* Exercise task *
Type out every line below exactly as it reads.
- - - - -
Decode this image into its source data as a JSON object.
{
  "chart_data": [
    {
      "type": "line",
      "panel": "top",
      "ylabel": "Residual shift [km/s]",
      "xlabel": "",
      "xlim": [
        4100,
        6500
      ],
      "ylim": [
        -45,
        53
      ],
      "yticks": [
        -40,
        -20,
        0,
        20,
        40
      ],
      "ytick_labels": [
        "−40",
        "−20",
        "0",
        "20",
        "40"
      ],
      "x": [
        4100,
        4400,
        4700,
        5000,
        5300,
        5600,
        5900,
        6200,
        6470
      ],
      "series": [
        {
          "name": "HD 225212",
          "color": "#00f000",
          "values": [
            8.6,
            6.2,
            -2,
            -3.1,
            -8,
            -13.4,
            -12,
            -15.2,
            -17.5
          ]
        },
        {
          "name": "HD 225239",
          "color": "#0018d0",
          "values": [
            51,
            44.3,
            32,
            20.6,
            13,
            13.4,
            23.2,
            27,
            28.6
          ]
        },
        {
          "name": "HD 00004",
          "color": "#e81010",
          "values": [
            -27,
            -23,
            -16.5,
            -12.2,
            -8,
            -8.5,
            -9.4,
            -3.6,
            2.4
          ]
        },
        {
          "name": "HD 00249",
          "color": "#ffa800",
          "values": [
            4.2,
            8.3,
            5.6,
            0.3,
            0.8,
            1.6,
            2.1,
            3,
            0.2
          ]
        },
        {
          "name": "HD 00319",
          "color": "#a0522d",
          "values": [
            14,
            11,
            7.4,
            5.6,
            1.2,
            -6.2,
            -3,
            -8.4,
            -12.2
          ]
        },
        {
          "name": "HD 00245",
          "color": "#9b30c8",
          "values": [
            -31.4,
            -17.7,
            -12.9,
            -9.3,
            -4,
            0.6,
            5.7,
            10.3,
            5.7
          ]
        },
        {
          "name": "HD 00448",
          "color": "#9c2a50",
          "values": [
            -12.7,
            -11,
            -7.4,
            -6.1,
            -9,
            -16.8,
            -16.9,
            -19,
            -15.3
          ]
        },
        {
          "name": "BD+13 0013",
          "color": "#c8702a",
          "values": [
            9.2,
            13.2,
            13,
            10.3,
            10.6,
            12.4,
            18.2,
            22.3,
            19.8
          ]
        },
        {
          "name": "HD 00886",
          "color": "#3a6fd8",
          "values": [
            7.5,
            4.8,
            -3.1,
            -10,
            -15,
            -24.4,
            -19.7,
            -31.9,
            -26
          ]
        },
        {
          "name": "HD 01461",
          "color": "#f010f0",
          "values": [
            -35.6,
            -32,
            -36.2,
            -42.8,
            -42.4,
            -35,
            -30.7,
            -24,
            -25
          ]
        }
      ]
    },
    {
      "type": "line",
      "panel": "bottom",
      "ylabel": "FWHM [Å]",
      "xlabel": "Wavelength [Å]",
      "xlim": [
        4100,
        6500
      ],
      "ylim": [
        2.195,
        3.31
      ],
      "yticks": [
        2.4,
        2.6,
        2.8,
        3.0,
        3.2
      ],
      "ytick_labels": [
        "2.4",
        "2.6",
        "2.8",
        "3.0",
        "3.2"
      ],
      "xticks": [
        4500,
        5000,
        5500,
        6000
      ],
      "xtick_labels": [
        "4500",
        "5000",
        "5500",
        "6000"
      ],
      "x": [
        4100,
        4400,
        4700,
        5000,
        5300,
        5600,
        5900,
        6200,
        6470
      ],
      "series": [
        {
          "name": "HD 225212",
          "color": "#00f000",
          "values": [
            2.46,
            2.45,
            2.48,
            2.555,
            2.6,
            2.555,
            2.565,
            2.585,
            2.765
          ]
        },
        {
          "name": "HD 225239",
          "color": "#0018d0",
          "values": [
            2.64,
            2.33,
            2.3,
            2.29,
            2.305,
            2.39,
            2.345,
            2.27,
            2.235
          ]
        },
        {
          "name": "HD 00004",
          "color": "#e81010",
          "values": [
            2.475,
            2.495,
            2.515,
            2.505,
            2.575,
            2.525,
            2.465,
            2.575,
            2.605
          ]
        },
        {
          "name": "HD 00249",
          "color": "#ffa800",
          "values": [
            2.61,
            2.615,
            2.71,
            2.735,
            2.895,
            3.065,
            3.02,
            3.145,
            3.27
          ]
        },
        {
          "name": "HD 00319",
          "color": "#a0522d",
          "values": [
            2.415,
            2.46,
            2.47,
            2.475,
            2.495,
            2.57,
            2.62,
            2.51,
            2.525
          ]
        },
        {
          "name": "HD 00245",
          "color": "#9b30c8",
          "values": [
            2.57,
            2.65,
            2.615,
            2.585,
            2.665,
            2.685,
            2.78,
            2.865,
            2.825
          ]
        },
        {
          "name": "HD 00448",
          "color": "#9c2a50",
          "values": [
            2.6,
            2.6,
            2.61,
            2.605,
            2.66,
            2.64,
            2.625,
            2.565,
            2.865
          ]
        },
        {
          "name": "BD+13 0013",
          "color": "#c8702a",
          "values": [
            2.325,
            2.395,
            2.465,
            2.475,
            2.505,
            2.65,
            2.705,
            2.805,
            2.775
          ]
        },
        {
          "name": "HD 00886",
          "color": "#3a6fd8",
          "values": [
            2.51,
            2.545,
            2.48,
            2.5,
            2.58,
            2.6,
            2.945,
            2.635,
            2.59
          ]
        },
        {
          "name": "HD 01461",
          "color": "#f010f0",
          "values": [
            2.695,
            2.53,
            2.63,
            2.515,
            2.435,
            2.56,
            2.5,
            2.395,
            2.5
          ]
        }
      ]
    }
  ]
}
- - - - -
* The answer *
Decode this image into its source data as a JSON object.
{
  "chart_data": [
    {
      "type": "line",
      "panel": "top",
      "ylabel": "Residual shift [km/s]",
      "xlabel": "",
      "xlim": [
        4100,
        6500
      ],
      "ylim": [
        -45,
        53
      ],
      "yticks": [
        -40,
        -20,
        0,
        20,
        40
      ],
      "ytick_labels": [
        "−40",
        "−20",
        "0",
        "20",
        "40"
      ],
      "x": [
        4100,
        4400,
        4700,
        5000,
        5300,
        5600,
        5900,
        6200,
        6470
      ],
      "series": [
        {
          "name": "HD 225212",
          "color": "#00f000",
          "values": [
            8.6,
            6.2,
            -2,
            -3.1,
            -8,
            -13.4,
            -12,
            -15.2,
            -17.5
          ]
        },
        {
          "name": "HD 225239",
          "color": "#0018d0",
          "values": [
            51,
            44.3,
            32,
            20.6,
            13,
            13.4,
            23.2,
            27,
            28.6
          ]
        },
        {
          "name": "HD 00004",
          "color": "#e81010",
          "values": [
            -27,
            -23,
            -16.5,
            -12.2,
            -8,
            -8.5,
            -9.4,
            -3.6,
            2.4
          ]
        },
        {
          "name": "HD 00249",
          "color": "#ffa800",
          "values": [
            4.2,
            8.3,
            5.6,
            0.3,
            0.8,
            1.6,
            2.1,
            3,
            0.2
          ]
        },
        {
          "name": "HD 00319",
          "color": "#a0522d",
          "values": [
            14,
            11,
            7.4,
            5.6,
            1.2,
            -6.2,
            -3,
            -8.4,
            -12.2
          ]
        },
        {
          "name": "HD 00245",
          "color": "#9b30c8",
          "values": [
            -31.4,
            -17.7,
            -12.9,
            -9.3,
            -4,
            0.6,
            5.7,
            10.3,
            5.7
          ]
        },
        {
          "name": "HD 00448",
          "color": "#9c2a50",
          "values": [
            -12.7,
            -11,
            -7.4,
            -6.1,
            -9,
            -16.8,
            -16.9,
            -19,
            -15.3
          ]
        },
        {
          "name": "BD+13 0013",
          "color": "#c8702a",
          "values": [
            9.2,
            13.2,
            13,
            10.3,
            10.6,
            12.4,
            18.2,
            22.3,
            19.8
          ]
        },
        {
          "name": "HD 00886",
          "color": "#3a6fd8",
          "values": [
            7.5,
            4.8,
            -3.1,
            -10,
            -15,
            -24.4,
            -19.7,
            -31.9,
            -26
          ]
        },
        {
          "name": "HD 01461",
          "color": "#f010f0",
          "values": [
            -35.6,
            -32,
            -36.2,
            -42.8,
            -42.4,
            -35,
            -30.7,
            -24,
            -25
          ]
        }
      ]
    },
    {
      "type": "line",
      "panel": "bottom",
      "ylabel": "FWHM [Å]",
      "xlabel": "Wavelength [Å]",
      "xlim": [
        4100,
        6500
      ],
      "ylim": [
        2.195,
        3.31
      ],
      "yticks": [
        2.4,
        2.6,
        2.8,
        3.0,
        3.2
      ],
      "ytick_labels": [
        "2.4",
        "2.6",
        "2.8",
        "3.0",
        "3.2"
      ],
      "xticks": [
        4500,
        5000,
        5500,
        6000
      ],
      "xtick_labels": [
        "4500",
        "5000",
        "5500",
        "6000"
      ],
      "x": [
        4100,
        4400,
        4700,
        5000,
        5300,
        5600,
        5900,
        6200,
        6470
      ],
      "series": [
        {
          "name": "HD 225212",
          "color": "#00f000",
          "values": [
            2.46,
            2.45,
            2.48,
            2.555,
            2.6,
            2.555,
            2.565,
            2.585,
            2.765
          ]
        },
        {
          "name": "HD 225239",
          "color": "#0018d0",
          "values": [
            2.64,
            2.33,
            2.3,
            2.29,
            2.305,
            2.39,
            2.345,
            2.27,
            2.235
          ]
        },
        {
          "name": "HD 00004",
          "color": "#e81010",
          "values": [
            2.475,
            2.495,
            2.515,
            2.505,
            2.575,
            2.525,
            2.465,
            2.575,
            2.605
          ]
        },
        {
          "name": "HD 00249",
          "color": "#ffa800",
          "values": [
            2.61,
            2.615,
            2.71,
            2.735,
            2.895,
            3.065,
            3.02,
            3.145,
            3.27
          ]
        },
        {
          "name": "HD 00319",
          "color": "#a0522d",
          "values": [
            2.415,
            2.46,
            2.47,
            2.475,
            2.495,
            2.57,
            2.62,
            2.51,
            2.525
          ]
        },
        {
          "name": "HD 00245",
          "color": "#9b30c8",
          "values": [
            2.57,
            2.65,
            2.615,
            2.585,
            2.665,
            2.685,
            2.78,
            2.865,
            2.825
          ]
        },
        {
          "name": "HD 00448",
          "color": "#9c2a50",
          "values": [
            2.6,
            2.6,
            2.61,
            2.605,
            2.66,
            2.64,
            2.625,
            2.565,
            2.865
          ]
        },
        {
          "name": "BD+13 0013",
          "color": "#c8702a",
          "values": [
            2.325,
            2.395,
            2.465,
            2.475,
            2.505,
            2.65,
            2.705,
            2.805,
            2.775
          ]
        },
        {
          "name": "HD 00886",
          "color": "#3a6fd8",
          "values": [
            2.51,
            2.545,
            2.48,
            2.5,
            2.58,
            2.6,
            2.945,
            2.635,
            2.59
          ]
        },
        {
          "name": "HD 01461",
          "color": "#f010f0",
          "values": [
            2.695,
            2.53,
            2.63,
            2.515,
            2.435,
            2.56,
            2.5,
            2.395,
            2.5
          ]
        }
      ]
    }
  ]
}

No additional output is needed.